# SHORT TASK
Repeat the listing in full, preserving every character.

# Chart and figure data

--------------------------------------------------

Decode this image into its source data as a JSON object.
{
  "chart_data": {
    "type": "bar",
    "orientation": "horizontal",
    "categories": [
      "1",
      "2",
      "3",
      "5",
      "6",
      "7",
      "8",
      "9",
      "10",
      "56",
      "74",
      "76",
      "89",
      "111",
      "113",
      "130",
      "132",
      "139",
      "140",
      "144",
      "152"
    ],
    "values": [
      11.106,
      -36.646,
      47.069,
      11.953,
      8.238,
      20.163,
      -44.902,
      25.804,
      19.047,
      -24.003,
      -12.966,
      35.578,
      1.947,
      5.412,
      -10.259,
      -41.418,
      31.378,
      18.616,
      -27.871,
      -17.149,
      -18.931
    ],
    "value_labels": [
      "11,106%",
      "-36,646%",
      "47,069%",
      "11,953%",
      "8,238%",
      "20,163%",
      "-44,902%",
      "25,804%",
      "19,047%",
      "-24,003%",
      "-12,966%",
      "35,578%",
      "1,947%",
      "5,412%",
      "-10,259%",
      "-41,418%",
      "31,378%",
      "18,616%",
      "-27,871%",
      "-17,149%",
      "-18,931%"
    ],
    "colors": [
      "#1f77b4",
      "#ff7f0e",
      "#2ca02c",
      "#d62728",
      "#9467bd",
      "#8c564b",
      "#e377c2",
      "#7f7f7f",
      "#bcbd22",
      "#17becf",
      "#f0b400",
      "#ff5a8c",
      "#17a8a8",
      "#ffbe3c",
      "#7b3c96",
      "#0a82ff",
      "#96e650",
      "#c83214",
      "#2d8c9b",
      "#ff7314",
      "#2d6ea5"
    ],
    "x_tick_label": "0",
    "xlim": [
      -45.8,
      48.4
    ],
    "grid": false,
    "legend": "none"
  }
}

--------------------------------------------------

# ANSWER TO THIS PROBLEM
Decode this image into its source data as a JSON object.
{
  "chart_data": {
    "type": "bar",
    "orientation": "horizontal",
    "categories": [
      "1",
      "2",
      "3",
      "5",
      "6",
      "7",
      "8",
      "9",
      "10",
      "56",
      "74",
      "76",
      "89",
      "111",
      "113",
      "130",
      "132",
      "139",
      "140",
      "144",
      "152"
    ],
    "values": [
      11.106,
      -36.646,
      47.069,
      11.953,
      8.238,
      20.163,
      -44.902,
      25.804,
      19.047,
      -24.003,
      -12.966,
      35.578,
      1.947,
      5.412,
      -10.259,
      -41.418,
      31.378,
      18.616,
      -27.871,
      -17.149,
      -18.931
    ],
    "value_labels": [
      "11,106%",
      "-36,646%",
      "47,069%",
      "11,953%",
      "8,238%",
      "20,163%",
      "-44,902%",
      "25,804%",
      "19,047%",
      "-24,003%",
      "-12,966%",
      "35,578%",
      "1,947%",
      "5,412%",
      "-10,259%",
      "-41,418%",
      "31,378%",
      "18,616%",
      "-27,871%",
      "-17,149%",
      "-18,931%"
    ],
    "colors": [
      "#1f77b4",
      "#ff7f0e",
      "#2ca02c",
      "#d62728",
      "#9467bd",
      "#8c564b",
      "#e377c2",
      "#7f7f7f",
      "#bcbd22",
      "#17becf",
      "#f0b400",
      "#ff5a8c",
      "#17a8a8",
      "#ffbe3c",
      "#7b3c96",
      "#0a82ff",
      "#96e650",
      "#c83214",
      "#2d8c9b",
      "#ff7314",
      "#2d6ea5"
    ],
    "x_tick_label": "0",
    "xlim": [
      -45.8,
      48.4
    ],
    "grid": false,
    "legend": "none"
  }
}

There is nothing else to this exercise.